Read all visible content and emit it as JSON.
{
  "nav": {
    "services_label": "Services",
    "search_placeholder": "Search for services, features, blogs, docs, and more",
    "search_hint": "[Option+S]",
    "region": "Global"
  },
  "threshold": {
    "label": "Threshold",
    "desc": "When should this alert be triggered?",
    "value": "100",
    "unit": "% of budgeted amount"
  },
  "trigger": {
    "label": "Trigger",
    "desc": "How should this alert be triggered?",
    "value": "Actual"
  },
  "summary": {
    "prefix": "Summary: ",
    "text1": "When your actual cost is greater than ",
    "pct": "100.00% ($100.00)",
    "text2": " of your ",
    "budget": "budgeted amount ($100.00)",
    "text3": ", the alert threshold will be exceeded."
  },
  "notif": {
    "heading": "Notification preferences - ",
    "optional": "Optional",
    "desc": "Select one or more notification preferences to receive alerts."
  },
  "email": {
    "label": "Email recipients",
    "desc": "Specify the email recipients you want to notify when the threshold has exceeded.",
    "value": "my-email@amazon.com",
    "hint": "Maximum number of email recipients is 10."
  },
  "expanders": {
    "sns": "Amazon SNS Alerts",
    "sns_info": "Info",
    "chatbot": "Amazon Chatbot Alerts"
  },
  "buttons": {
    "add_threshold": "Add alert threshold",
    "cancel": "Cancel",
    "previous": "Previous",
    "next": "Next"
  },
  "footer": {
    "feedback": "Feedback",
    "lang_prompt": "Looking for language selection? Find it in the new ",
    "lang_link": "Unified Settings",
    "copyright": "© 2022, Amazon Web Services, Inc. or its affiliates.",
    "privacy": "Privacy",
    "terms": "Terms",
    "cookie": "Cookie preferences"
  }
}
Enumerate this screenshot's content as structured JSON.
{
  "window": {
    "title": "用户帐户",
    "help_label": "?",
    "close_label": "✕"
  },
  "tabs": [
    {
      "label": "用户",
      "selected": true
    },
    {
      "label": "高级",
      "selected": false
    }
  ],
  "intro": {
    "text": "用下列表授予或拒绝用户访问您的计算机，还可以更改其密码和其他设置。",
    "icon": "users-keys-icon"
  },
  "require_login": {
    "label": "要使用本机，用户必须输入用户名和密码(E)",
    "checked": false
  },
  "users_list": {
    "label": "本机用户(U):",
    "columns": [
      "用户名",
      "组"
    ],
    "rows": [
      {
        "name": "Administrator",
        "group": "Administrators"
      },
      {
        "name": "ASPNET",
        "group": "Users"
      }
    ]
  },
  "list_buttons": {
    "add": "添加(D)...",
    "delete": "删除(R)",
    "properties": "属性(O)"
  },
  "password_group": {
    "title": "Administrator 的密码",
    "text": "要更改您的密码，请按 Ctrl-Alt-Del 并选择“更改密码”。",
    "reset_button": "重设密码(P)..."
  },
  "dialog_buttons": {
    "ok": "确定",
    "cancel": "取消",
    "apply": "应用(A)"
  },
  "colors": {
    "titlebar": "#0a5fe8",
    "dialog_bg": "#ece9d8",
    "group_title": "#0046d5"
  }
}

---

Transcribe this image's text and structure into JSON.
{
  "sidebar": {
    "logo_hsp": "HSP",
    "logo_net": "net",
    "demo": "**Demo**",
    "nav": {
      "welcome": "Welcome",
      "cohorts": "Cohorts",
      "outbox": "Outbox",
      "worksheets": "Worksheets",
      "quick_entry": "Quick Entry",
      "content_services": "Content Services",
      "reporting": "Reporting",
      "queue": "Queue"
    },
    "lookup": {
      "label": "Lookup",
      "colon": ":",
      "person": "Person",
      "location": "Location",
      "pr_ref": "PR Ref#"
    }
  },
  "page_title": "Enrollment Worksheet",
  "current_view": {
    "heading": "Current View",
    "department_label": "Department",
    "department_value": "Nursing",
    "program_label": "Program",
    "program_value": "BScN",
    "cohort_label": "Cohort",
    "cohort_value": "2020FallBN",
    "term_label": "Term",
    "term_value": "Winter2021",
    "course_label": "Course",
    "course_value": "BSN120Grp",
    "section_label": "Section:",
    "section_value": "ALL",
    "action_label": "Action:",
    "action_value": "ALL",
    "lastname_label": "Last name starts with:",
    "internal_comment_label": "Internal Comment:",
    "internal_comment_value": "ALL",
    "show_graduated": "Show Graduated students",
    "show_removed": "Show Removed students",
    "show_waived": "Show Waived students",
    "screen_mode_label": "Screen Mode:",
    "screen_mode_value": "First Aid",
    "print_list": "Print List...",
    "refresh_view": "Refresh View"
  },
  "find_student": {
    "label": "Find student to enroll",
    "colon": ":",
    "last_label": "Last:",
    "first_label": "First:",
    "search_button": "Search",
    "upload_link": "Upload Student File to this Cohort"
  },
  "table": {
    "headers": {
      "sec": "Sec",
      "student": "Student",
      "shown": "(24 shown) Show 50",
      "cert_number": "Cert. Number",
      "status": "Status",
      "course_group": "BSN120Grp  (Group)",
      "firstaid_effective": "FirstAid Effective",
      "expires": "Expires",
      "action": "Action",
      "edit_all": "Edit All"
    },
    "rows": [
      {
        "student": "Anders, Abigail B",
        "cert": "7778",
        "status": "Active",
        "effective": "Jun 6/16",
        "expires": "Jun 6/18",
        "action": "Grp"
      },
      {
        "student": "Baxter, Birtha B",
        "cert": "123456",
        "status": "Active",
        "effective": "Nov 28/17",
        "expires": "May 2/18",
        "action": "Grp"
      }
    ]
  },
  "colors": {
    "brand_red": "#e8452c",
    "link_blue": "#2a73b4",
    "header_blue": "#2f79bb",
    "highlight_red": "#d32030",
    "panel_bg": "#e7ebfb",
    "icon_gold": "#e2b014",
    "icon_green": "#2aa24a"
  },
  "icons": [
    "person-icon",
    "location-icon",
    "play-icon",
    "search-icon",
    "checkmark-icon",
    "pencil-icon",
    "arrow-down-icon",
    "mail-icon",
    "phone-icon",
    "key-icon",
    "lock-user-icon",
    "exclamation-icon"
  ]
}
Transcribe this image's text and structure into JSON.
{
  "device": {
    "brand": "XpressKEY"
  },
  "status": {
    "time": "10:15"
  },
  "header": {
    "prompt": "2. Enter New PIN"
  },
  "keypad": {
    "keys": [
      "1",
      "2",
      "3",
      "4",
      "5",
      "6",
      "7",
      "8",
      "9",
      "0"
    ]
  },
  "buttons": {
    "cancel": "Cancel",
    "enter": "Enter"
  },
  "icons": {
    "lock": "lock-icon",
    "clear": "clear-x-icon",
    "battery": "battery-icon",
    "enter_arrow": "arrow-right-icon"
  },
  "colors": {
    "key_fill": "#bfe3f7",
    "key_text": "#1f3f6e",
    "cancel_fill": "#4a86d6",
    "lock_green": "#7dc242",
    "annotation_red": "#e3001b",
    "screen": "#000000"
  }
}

> Given exercise: Return every line above in which the string "expires" occurs.

> Output of the task:
      "expires": "Expires",
        "expires": "Jun 6/18",
        "expires": "May 2/18",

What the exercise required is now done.